**Problem requirements**
Search the records below for the word "même" and show every line where it occurs.

^^^^^^^^^^^^^^^^

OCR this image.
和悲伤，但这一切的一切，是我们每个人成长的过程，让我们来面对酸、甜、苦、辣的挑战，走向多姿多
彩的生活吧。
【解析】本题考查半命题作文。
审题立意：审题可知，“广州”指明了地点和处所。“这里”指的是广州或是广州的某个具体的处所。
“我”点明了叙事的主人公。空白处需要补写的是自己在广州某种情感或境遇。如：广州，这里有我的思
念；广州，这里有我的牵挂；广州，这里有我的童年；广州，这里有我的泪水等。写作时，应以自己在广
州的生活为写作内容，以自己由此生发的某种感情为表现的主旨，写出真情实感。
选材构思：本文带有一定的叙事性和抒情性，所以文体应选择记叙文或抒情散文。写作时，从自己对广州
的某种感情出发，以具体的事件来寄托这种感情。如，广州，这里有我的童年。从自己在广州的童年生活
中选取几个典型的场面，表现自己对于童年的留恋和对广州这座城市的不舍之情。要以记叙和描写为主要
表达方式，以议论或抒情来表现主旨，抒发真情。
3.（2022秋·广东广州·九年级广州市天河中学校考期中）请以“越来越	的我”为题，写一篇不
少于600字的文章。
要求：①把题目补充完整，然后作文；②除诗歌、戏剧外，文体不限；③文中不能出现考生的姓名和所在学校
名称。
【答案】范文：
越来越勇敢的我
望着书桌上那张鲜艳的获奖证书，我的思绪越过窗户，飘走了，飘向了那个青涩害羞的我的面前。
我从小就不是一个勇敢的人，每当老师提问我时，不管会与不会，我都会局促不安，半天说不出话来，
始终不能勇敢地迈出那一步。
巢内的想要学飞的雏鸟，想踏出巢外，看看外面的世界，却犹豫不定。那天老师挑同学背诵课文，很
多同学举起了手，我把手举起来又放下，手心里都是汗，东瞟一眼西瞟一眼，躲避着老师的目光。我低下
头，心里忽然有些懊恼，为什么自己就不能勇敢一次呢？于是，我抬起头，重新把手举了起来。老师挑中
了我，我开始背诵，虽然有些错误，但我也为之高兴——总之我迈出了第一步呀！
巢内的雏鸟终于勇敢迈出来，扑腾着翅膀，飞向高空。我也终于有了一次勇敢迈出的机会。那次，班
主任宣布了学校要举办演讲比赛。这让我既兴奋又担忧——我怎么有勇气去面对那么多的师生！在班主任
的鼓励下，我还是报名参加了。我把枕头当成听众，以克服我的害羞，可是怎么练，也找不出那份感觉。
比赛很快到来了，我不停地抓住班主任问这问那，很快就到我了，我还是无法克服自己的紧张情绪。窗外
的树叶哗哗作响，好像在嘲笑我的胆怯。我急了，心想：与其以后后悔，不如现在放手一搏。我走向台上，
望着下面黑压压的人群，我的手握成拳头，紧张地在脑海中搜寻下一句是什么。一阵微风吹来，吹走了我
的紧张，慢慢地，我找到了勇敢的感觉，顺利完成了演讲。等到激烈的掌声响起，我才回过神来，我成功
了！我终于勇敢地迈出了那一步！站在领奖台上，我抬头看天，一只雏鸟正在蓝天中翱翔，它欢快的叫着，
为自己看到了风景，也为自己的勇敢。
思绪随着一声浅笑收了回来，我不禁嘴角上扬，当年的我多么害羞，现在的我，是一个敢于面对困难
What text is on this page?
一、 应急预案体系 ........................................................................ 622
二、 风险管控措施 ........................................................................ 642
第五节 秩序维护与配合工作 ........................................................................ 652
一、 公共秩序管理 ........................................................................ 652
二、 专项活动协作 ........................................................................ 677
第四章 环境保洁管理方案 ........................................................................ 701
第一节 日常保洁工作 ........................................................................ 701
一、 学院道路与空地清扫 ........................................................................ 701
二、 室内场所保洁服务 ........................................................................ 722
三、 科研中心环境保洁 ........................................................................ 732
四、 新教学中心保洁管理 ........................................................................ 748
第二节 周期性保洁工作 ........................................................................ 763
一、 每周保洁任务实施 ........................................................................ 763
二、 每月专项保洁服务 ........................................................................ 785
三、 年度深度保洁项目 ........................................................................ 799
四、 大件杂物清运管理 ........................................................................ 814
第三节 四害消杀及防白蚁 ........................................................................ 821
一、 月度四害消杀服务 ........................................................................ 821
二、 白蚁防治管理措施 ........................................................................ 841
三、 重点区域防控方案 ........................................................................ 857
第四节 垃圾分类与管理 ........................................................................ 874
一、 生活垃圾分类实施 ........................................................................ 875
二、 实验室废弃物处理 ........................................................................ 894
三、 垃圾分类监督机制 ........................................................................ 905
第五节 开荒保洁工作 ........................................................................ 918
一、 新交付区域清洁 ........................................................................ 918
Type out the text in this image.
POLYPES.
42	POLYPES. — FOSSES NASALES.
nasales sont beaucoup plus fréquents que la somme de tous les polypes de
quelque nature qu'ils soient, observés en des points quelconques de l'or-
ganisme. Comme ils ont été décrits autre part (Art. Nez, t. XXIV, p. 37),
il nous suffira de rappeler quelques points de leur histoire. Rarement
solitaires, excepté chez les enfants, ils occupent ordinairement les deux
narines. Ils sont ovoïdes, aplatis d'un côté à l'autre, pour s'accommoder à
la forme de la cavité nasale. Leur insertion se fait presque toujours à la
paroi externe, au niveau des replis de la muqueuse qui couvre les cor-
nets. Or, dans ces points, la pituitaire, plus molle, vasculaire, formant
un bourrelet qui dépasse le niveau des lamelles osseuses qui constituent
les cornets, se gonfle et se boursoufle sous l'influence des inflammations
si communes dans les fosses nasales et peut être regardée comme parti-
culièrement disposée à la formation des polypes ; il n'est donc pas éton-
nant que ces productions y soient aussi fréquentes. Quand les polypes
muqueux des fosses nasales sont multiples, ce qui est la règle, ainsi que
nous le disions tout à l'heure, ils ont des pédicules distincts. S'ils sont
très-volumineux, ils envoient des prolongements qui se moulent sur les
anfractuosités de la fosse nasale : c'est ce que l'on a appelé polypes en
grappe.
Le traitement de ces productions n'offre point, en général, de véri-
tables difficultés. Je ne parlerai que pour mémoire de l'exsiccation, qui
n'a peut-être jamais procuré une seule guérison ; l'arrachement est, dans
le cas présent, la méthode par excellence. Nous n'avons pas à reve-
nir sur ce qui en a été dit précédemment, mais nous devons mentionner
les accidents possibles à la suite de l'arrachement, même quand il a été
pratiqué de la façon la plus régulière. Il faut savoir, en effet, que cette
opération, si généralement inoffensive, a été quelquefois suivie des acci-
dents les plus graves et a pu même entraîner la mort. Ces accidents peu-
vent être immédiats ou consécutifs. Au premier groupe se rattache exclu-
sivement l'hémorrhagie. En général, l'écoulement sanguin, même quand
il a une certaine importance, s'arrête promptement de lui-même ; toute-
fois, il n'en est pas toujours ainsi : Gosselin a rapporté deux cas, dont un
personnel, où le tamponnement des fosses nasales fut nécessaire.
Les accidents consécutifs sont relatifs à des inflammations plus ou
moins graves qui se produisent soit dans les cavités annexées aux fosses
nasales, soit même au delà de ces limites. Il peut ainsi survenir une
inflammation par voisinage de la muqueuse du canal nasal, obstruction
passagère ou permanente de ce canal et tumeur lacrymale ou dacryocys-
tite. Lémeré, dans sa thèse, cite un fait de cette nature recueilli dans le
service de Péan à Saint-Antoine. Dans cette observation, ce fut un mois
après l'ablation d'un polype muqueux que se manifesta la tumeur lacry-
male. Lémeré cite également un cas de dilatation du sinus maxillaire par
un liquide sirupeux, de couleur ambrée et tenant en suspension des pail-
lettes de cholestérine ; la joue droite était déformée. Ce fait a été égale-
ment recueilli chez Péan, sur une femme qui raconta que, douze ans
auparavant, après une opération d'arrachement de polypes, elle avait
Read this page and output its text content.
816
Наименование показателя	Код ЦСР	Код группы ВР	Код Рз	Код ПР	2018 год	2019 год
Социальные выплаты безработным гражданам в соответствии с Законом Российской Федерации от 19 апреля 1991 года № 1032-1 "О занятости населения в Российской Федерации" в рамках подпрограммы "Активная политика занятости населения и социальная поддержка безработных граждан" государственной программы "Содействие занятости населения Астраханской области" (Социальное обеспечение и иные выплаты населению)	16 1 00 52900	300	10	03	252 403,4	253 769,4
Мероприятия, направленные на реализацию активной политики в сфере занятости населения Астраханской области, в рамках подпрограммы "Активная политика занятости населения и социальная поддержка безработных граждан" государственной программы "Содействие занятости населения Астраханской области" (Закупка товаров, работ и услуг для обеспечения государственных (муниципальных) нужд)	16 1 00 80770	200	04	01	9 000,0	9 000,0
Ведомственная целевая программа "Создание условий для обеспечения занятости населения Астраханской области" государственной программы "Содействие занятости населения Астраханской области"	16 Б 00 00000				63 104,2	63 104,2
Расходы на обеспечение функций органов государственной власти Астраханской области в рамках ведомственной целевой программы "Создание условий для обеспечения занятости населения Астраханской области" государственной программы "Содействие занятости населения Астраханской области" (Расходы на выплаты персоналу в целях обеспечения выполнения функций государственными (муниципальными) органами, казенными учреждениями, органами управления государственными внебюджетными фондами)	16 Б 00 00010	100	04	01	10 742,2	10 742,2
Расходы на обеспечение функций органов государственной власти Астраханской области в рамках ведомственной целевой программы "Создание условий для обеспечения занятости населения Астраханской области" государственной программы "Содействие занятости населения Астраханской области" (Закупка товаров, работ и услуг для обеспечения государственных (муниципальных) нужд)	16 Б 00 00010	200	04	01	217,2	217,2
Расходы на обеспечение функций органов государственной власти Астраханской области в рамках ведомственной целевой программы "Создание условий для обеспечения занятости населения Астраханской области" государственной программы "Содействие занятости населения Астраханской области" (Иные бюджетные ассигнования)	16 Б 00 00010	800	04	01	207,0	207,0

^^^^^^^^^^^^^^^^

**Solution to this task**
les accidents possibles à la suite de l'arrachement, même quand il a été
dents les plus graves et a pu même entraîner la mort. Ces accidents peu-
sivement l'hémorrhagie. En général, l'écoulement sanguin, même quand
il a une certaine importance, s'arrête promptement de lui-même ; toute-
nasales, soit même au delà de ces limites. Il peut ainsi survenir une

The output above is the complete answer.